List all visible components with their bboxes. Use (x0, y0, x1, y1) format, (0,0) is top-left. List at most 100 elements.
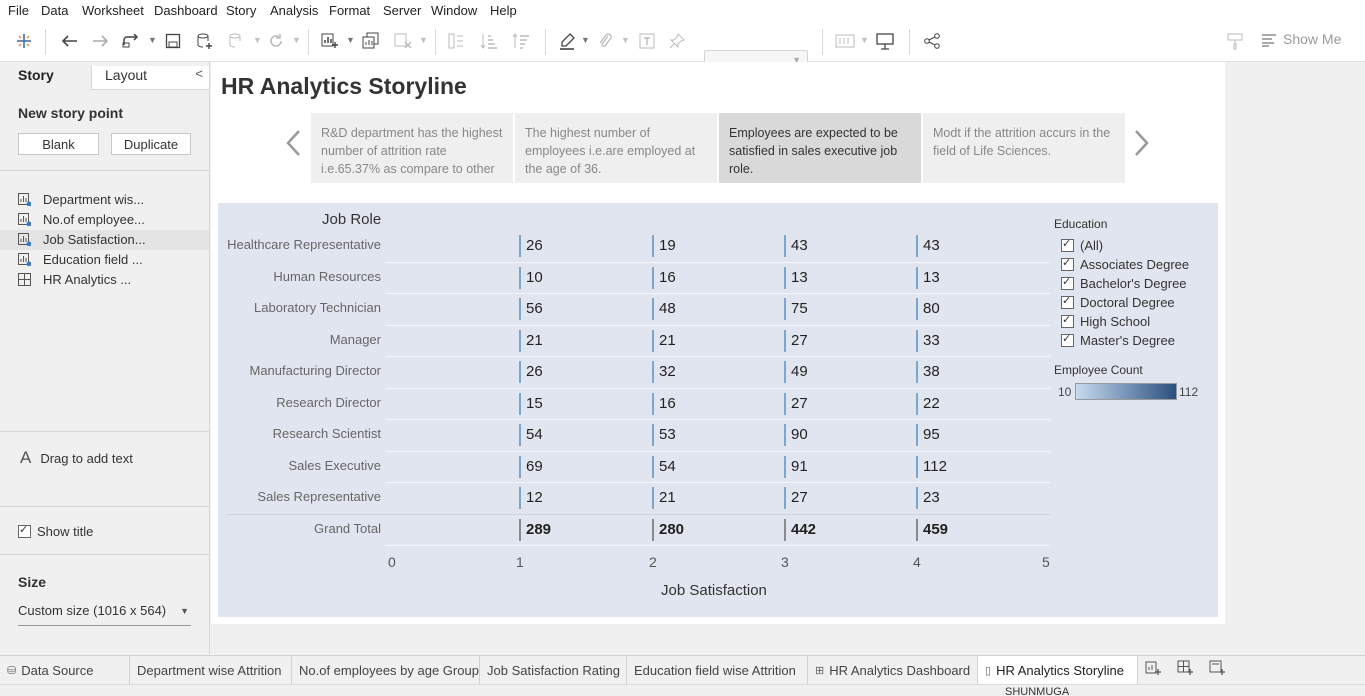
sort-ascending-icon[interactable] (478, 30, 500, 52)
menu-worksheet[interactable]: Worksheet (82, 3, 144, 18)
pause-updates-icon[interactable] (226, 30, 248, 52)
highlight-icon[interactable] (556, 30, 578, 52)
grand-total-cell[interactable]: 442 (784, 518, 816, 541)
sheet-item-department[interactable]: Department wis... (0, 190, 209, 210)
drag-text-object[interactable]: A Drag to add text (20, 448, 133, 468)
table-cell[interactable]: 27 (784, 329, 808, 352)
duplicate-sheet-icon[interactable] (360, 30, 382, 52)
table-cell[interactable]: 43 (916, 235, 940, 257)
legend-filter-item[interactable]: Doctoral Degree (1061, 294, 1175, 310)
undo-icon[interactable] (58, 30, 80, 52)
previous-story-point-icon[interactable] (284, 128, 302, 166)
blank-button[interactable]: Blank (18, 133, 99, 155)
table-cell[interactable]: 26 (519, 235, 543, 257)
table-cell[interactable]: 27 (784, 392, 808, 415)
pin-icon[interactable] (666, 30, 688, 52)
sort-descending-icon[interactable] (510, 30, 532, 52)
table-cell[interactable]: 22 (916, 392, 940, 415)
table-cell[interactable]: 112 (916, 455, 947, 478)
chevron-down-icon[interactable]: ▼ (860, 35, 869, 45)
menu-dashboard[interactable]: Dashboard (154, 3, 218, 18)
new-worksheet-icon[interactable] (319, 30, 341, 52)
cards-icon[interactable] (834, 30, 856, 52)
table-cell[interactable]: 21 (652, 487, 676, 509)
story-point-2[interactable]: The highest number of employees i.e.are … (515, 113, 717, 183)
chevron-down-icon[interactable]: ▼ (621, 35, 630, 45)
format-painter-icon[interactable] (1224, 30, 1246, 52)
table-cell[interactable]: 13 (916, 266, 940, 289)
tab-education-field-attrition[interactable]: Education field wise Attrition (627, 656, 808, 684)
table-cell[interactable]: 54 (519, 424, 543, 446)
table-cell[interactable]: 49 (784, 361, 808, 383)
collapse-pane-icon[interactable]: < (195, 66, 203, 81)
tab-layout[interactable]: Layout < (91, 66, 209, 90)
story-point-1[interactable]: R&D department has the highest number of… (311, 113, 513, 183)
table-cell[interactable]: 32 (652, 361, 676, 383)
redo-icon[interactable] (90, 30, 112, 52)
legend-filter-item[interactable]: Bachelor's Degree (1061, 275, 1187, 291)
sheet-item-education[interactable]: Education field ... (0, 250, 209, 270)
tab-hr-analytics-storyline[interactable]: ▯ HR Analytics Storyline (978, 656, 1138, 684)
menu-file[interactable]: File (8, 3, 29, 18)
menu-window[interactable]: Window (431, 3, 477, 18)
show-mark-labels-icon[interactable] (636, 30, 658, 52)
tab-department-wise-attrition[interactable]: Department wise Attrition (130, 656, 292, 684)
table-cell[interactable]: 56 (519, 298, 543, 320)
table-cell[interactable]: 12 (519, 487, 543, 509)
menu-story[interactable]: Story (226, 3, 256, 18)
grand-total-cell[interactable]: 459 (916, 518, 948, 541)
sheet-item-age-group[interactable]: No.of employee... (0, 210, 209, 230)
new-dashboard-tab-icon[interactable] (1177, 660, 1193, 680)
table-cell[interactable]: 90 (784, 424, 808, 446)
tab-story[interactable]: Story (0, 66, 91, 90)
clear-sheet-icon[interactable] (392, 30, 414, 52)
table-cell[interactable]: 38 (916, 361, 940, 383)
chevron-down-icon[interactable]: ▼ (346, 35, 355, 45)
chevron-down-icon[interactable]: ▼ (292, 35, 301, 45)
table-cell[interactable]: 75 (784, 298, 808, 320)
menu-analysis[interactable]: Analysis (270, 3, 318, 18)
table-cell[interactable]: 33 (916, 329, 940, 352)
legend-filter-item[interactable]: High School (1061, 313, 1150, 329)
next-story-point-icon[interactable] (1133, 128, 1151, 166)
chevron-down-icon[interactable]: ▼ (253, 35, 262, 45)
menu-help[interactable]: Help (490, 3, 517, 18)
swap-rows-columns-icon[interactable] (445, 30, 467, 52)
tableau-logo-icon[interactable] (13, 30, 35, 52)
new-datasource-icon[interactable] (194, 30, 216, 52)
menu-server[interactable]: Server (383, 3, 421, 18)
table-cell[interactable]: 27 (784, 487, 808, 509)
sheet-item-job-satisfaction[interactable]: Job Satisfaction... (0, 230, 209, 250)
save-icon[interactable] (162, 30, 184, 52)
table-cell[interactable]: 10 (519, 266, 543, 289)
table-cell[interactable]: 13 (784, 266, 808, 289)
table-cell[interactable]: 48 (652, 298, 676, 320)
story-point-3[interactable]: Employees are expected to be satisfied i… (719, 113, 921, 183)
table-cell[interactable]: 16 (652, 266, 676, 289)
legend-filter-item[interactable]: Master's Degree (1061, 332, 1175, 348)
grand-total-cell[interactable]: 280 (652, 518, 684, 541)
story-point-4[interactable]: Modt if the attrition accurs in the fiel… (923, 113, 1125, 183)
tab-data-source[interactable]: ⛁ Data Source (0, 656, 130, 684)
table-cell[interactable]: 21 (652, 329, 676, 352)
table-cell[interactable]: 53 (652, 424, 676, 446)
sheet-item-hr-dashboard[interactable]: HR Analytics ... (0, 270, 209, 290)
show-me-button[interactable]: Show Me (1283, 31, 1341, 47)
chevron-down-icon[interactable]: ▼ (581, 35, 590, 45)
refresh-icon[interactable] (265, 30, 287, 52)
new-story-tab-icon[interactable] (1209, 660, 1225, 680)
table-cell[interactable]: 26 (519, 361, 543, 383)
table-cell[interactable]: 69 (519, 455, 543, 478)
table-cell[interactable]: 95 (916, 424, 940, 446)
show-title-checkbox[interactable]: Show title (18, 523, 93, 539)
tab-employees-by-age[interactable]: No.of employees by age Group (292, 656, 480, 684)
legend-filter-item[interactable]: Associates Degree (1061, 256, 1189, 272)
redirect-icon[interactable] (120, 30, 142, 52)
menu-data[interactable]: Data (41, 3, 68, 18)
menu-format[interactable]: Format (329, 3, 370, 18)
table-cell[interactable]: 43 (784, 235, 808, 257)
table-cell[interactable]: 54 (652, 455, 676, 478)
chevron-down-icon[interactable]: ▼ (148, 35, 157, 45)
table-cell[interactable]: 21 (519, 329, 543, 352)
presentation-mode-icon[interactable] (874, 30, 896, 52)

## Stated exercise
Update every row above, replacing each "table-cell" with "grid-cell" and keeping everything else the same. Don't include the pictures.

## Final answer
List all visible components with their bboxes. Use (x0, y0, x1, y1) format, (0,0) is top-left. List at most 100 elements.
sort-ascending-icon[interactable] (478, 30, 500, 52)
menu-worksheet[interactable]: Worksheet (82, 3, 144, 18)
pause-updates-icon[interactable] (226, 30, 248, 52)
highlight-icon[interactable] (556, 30, 578, 52)
grand-total-cell[interactable]: 442 (784, 518, 816, 541)
sheet-item-department[interactable]: Department wis... (0, 190, 209, 210)
drag-text-object[interactable]: A Drag to add text (20, 448, 133, 468)
grid-cell[interactable]: 27 (784, 329, 808, 352)
duplicate-sheet-icon[interactable] (360, 30, 382, 52)
grid-cell[interactable]: 43 (916, 235, 940, 257)
legend-filter-item[interactable]: Doctoral Degree (1061, 294, 1175, 310)
undo-icon[interactable] (58, 30, 80, 52)
previous-story-point-icon[interactable] (284, 128, 302, 166)
blank-button[interactable]: Blank (18, 133, 99, 155)
grid-cell[interactable]: 26 (519, 235, 543, 257)
grid-cell[interactable]: 27 (784, 392, 808, 415)
pin-icon[interactable] (666, 30, 688, 52)
sort-descending-icon[interactable] (510, 30, 532, 52)
grid-cell[interactable]: 22 (916, 392, 940, 415)
grid-cell[interactable]: 112 (916, 455, 947, 478)
chevron-down-icon[interactable]: ▼ (860, 35, 869, 45)
menu-dashboard[interactable]: Dashboard (154, 3, 218, 18)
new-worksheet-icon[interactable] (319, 30, 341, 52)
cards-icon[interactable] (834, 30, 856, 52)
grid-cell[interactable]: 21 (652, 487, 676, 509)
story-point-2[interactable]: The highest number of employees i.e.are … (515, 113, 717, 183)
chevron-down-icon[interactable]: ▼ (621, 35, 630, 45)
format-painter-icon[interactable] (1224, 30, 1246, 52)
grid-cell[interactable]: 13 (916, 266, 940, 289)
tab-education-field-attrition[interactable]: Education field wise Attrition (627, 656, 808, 684)
grid-cell[interactable]: 54 (519, 424, 543, 446)
grid-cell[interactable]: 49 (784, 361, 808, 383)
collapse-pane-icon[interactable]: < (195, 66, 203, 81)
tab-layout[interactable]: Layout < (91, 66, 209, 90)
story-point-1[interactable]: R&D department has the highest number of… (311, 113, 513, 183)
grid-cell[interactable]: 32 (652, 361, 676, 383)
redo-icon[interactable] (90, 30, 112, 52)
legend-filter-item[interactable]: Bachelor's Degree (1061, 275, 1187, 291)
sheet-item-education[interactable]: Education field ... (0, 250, 209, 270)
tab-hr-analytics-storyline[interactable]: ▯ HR Analytics Storyline (978, 656, 1138, 684)
menu-file[interactable]: File (8, 3, 29, 18)
menu-window[interactable]: Window (431, 3, 477, 18)
show-mark-labels-icon[interactable] (636, 30, 658, 52)
tab-department-wise-attrition[interactable]: Department wise Attrition (130, 656, 292, 684)
grid-cell[interactable]: 56 (519, 298, 543, 320)
grid-cell[interactable]: 12 (519, 487, 543, 509)
menu-story[interactable]: Story (226, 3, 256, 18)
grand-total-cell[interactable]: 459 (916, 518, 948, 541)
sheet-item-age-group[interactable]: No.of employee... (0, 210, 209, 230)
new-dashboard-tab-icon[interactable] (1177, 660, 1193, 680)
grid-cell[interactable]: 90 (784, 424, 808, 446)
tab-story[interactable]: Story (0, 66, 91, 90)
clear-sheet-icon[interactable] (392, 30, 414, 52)
grid-cell[interactable]: 38 (916, 361, 940, 383)
chevron-down-icon[interactable]: ▼ (346, 35, 355, 45)
chevron-down-icon[interactable]: ▼ (292, 35, 301, 45)
grid-cell[interactable]: 75 (784, 298, 808, 320)
menu-analysis[interactable]: Analysis (270, 3, 318, 18)
grid-cell[interactable]: 33 (916, 329, 940, 352)
legend-filter-item[interactable]: High School (1061, 313, 1150, 329)
next-story-point-icon[interactable] (1133, 128, 1151, 166)
chevron-down-icon[interactable]: ▼ (253, 35, 262, 45)
menu-help[interactable]: Help (490, 3, 517, 18)
swap-rows-columns-icon[interactable] (445, 30, 467, 52)
tableau-logo-icon[interactable] (13, 30, 35, 52)
new-datasource-icon[interactable] (194, 30, 216, 52)
menu-server[interactable]: Server (383, 3, 421, 18)
grid-cell[interactable]: 27 (784, 487, 808, 509)
sheet-item-job-satisfaction[interactable]: Job Satisfaction... (0, 230, 209, 250)
save-icon[interactable] (162, 30, 184, 52)
grid-cell[interactable]: 10 (519, 266, 543, 289)
grid-cell[interactable]: 13 (784, 266, 808, 289)
grid-cell[interactable]: 48 (652, 298, 676, 320)
story-point-3[interactable]: Employees are expected to be satisfied i… (719, 113, 921, 183)
grid-cell[interactable]: 16 (652, 266, 676, 289)
legend-filter-item[interactable]: Master's Degree (1061, 332, 1175, 348)
grand-total-cell[interactable]: 280 (652, 518, 684, 541)
story-point-4[interactable]: Modt if the attrition accurs in the fiel… (923, 113, 1125, 183)
tab-data-source[interactable]: ⛁ Data Source (0, 656, 130, 684)
grid-cell[interactable]: 21 (652, 329, 676, 352)
grid-cell[interactable]: 53 (652, 424, 676, 446)
sheet-item-hr-dashboard[interactable]: HR Analytics ... (0, 270, 209, 290)
show-me-button[interactable]: Show Me (1283, 31, 1341, 47)
chevron-down-icon[interactable]: ▼ (581, 35, 590, 45)
refresh-icon[interactable] (265, 30, 287, 52)
new-story-tab-icon[interactable] (1209, 660, 1225, 680)
grid-cell[interactable]: 26 (519, 361, 543, 383)
grid-cell[interactable]: 69 (519, 455, 543, 478)
grid-cell[interactable]: 95 (916, 424, 940, 446)
show-title-checkbox[interactable]: Show title (18, 523, 93, 539)
tab-employees-by-age[interactable]: No.of employees by age Group (292, 656, 480, 684)
legend-filter-item[interactable]: Associates Degree (1061, 256, 1189, 272)
redirect-icon[interactable] (120, 30, 142, 52)
menu-data[interactable]: Data (41, 3, 68, 18)
menu-format[interactable]: Format (329, 3, 370, 18)
grid-cell[interactable]: 43 (784, 235, 808, 257)
grid-cell[interactable]: 54 (652, 455, 676, 478)
chevron-down-icon[interactable]: ▼ (148, 35, 157, 45)
grid-cell[interactable]: 21 (519, 329, 543, 352)
presentation-mode-icon[interactable] (874, 30, 896, 52)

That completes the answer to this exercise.